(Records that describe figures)
══════════

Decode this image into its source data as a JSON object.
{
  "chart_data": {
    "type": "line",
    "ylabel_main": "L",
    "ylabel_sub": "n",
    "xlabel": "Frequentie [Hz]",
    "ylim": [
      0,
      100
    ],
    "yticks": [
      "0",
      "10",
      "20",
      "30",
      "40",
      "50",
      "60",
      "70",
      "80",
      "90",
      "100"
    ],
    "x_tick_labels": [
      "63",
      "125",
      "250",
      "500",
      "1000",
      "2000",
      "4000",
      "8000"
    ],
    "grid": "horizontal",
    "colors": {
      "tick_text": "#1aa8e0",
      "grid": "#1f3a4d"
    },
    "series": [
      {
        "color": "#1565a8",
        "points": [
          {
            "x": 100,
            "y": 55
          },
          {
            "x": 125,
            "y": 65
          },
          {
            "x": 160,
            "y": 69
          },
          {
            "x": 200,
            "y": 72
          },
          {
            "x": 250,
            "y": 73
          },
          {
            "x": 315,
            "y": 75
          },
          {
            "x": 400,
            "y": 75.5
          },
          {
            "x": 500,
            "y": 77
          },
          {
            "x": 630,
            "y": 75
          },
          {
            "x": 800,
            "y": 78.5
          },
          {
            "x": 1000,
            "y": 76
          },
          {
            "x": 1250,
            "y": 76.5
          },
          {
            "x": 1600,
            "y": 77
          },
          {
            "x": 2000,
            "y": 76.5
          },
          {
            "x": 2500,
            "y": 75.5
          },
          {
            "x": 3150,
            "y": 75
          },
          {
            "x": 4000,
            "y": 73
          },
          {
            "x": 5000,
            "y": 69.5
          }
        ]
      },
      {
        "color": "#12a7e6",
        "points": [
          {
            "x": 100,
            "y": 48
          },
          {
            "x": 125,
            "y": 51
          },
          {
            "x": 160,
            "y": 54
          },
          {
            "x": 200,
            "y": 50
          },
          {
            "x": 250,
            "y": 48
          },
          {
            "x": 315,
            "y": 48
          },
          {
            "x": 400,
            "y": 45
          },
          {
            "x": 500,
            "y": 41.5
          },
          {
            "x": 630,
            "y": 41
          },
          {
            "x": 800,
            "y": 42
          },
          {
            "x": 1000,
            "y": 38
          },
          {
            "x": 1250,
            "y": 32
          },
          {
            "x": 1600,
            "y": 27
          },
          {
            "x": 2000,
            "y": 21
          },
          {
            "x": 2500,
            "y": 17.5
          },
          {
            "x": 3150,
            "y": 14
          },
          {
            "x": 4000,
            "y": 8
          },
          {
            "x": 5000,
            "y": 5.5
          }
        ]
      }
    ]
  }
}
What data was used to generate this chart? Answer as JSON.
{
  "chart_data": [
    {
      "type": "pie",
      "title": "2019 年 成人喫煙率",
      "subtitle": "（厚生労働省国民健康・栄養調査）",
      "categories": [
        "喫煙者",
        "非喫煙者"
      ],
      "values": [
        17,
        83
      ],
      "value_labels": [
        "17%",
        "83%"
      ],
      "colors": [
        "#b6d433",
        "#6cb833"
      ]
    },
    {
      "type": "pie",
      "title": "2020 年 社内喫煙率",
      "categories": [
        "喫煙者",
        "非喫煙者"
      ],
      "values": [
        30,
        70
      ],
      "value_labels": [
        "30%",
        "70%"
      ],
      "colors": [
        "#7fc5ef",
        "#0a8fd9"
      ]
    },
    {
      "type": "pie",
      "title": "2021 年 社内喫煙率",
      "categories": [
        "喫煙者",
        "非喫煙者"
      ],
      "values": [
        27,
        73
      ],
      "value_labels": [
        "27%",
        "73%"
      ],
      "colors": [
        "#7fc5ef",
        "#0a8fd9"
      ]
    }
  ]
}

══════════

TASK TO CARRY OUT: Return each line of the records above exactly as it reads.

RESULT:
Decode this image into its source data as a JSON object.
{
  "chart_data": {
    "type": "line",
    "ylabel_main": "L",
    "ylabel_sub": "n",
    "xlabel": "Frequentie [Hz]",
    "ylim": [
      0,
      100
    ],
    "yticks": [
      "0",
      "10",
      "20",
      "30",
      "40",
      "50",
      "60",
      "70",
      "80",
      "90",
      "100"
    ],
    "x_tick_labels": [
      "63",
      "125",
      "250",
      "500",
      "1000",
      "2000",
      "4000",
      "8000"
    ],
    "grid": "horizontal",
    "colors": {
      "tick_text": "#1aa8e0",
      "grid": "#1f3a4d"
    },
    "series": [
      {
        "color": "#1565a8",
        "points": [
          {
            "x": 100,
            "y": 55
          },
          {
            "x": 125,
            "y": 65
          },
          {
            "x": 160,
            "y": 69
          },
          {
            "x": 200,
            "y": 72
          },
          {
            "x": 250,
            "y": 73
          },
          {
            "x": 315,
            "y": 75
          },
          {
            "x": 400,
            "y": 75.5
          },
          {
            "x": 500,
            "y": 77
          },
          {
            "x": 630,
            "y": 75
          },
          {
            "x": 800,
            "y": 78.5
          },
          {
            "x": 1000,
            "y": 76
          },
          {
            "x": 1250,
            "y": 76.5
          },
          {
            "x": 1600,
            "y": 77
          },
          {
            "x": 2000,
            "y": 76.5
          },
          {
            "x": 2500,
            "y": 75.5
          },
          {
            "x": 3150,
            "y": 75
          },
          {
            "x": 4000,
            "y": 73
          },
          {
            "x": 5000,
            "y": 69.5
          }
        ]
      },
      {
        "color": "#12a7e6",
        "points": [
          {
            "x": 100,
            "y": 48
          },
          {
            "x": 125,
            "y": 51
          },
          {
            "x": 160,
            "y": 54
          },
          {
            "x": 200,
            "y": 50
          },
          {
            "x": 250,
            "y": 48
          },
          {
            "x": 315,
            "y": 48
          },
          {
            "x": 400,
            "y": 45
          },
          {
            "x": 500,
            "y": 41.5
          },
          {
            "x": 630,
            "y": 41
          },
          {
            "x": 800,
            "y": 42
          },
          {
            "x": 1000,
            "y": 38
          },
          {
            "x": 1250,
            "y": 32
          },
          {
            "x": 1600,
            "y": 27
          },
          {
            "x": 2000,
            "y": 21
          },
          {
            "x": 2500,
            "y": 17.5
          },
          {
            "x": 3150,
            "y": 14
          },
          {
            "x": 4000,
            "y": 8
          },
          {
            "x": 5000,
            "y": 5.5
          }
        ]
      }
    ]
  }
}
What data was used to generate this chart? Answer as JSON.
{
  "chart_data": [
    {
      "type": "pie",
      "title": "2019 年 成人喫煙率",
      "subtitle": "（厚生労働省国民健康・栄養調査）",
      "categories": [
        "喫煙者",
        "非喫煙者"
      ],
      "values": [
        17,
        83
      ],
      "value_labels": [
        "17%",
        "83%"
      ],
      "colors": [
        "#b6d433",
        "#6cb833"
      ]
    },
    {
      "type": "pie",
      "title": "2020 年 社内喫煙率",
      "categories": [
        "喫煙者",
        "非喫煙者"
      ],
      "values": [
        30,
        70
      ],
      "value_labels": [
        "30%",
        "70%"
      ],
      "colors": [
        "#7fc5ef",
        "#0a8fd9"
      ]
    },
    {
      "type": "pie",
      "title": "2021 年 社内喫煙率",
      "categories": [
        "喫煙者",
        "非喫煙者"
      ],
      "values": [
        27,
        73
      ],
      "value_labels": [
        "27%",
        "73%"
      ],
      "colors": [
        "#7fc5ef",
        "#0a8fd9"
      ]
    }
  ]
}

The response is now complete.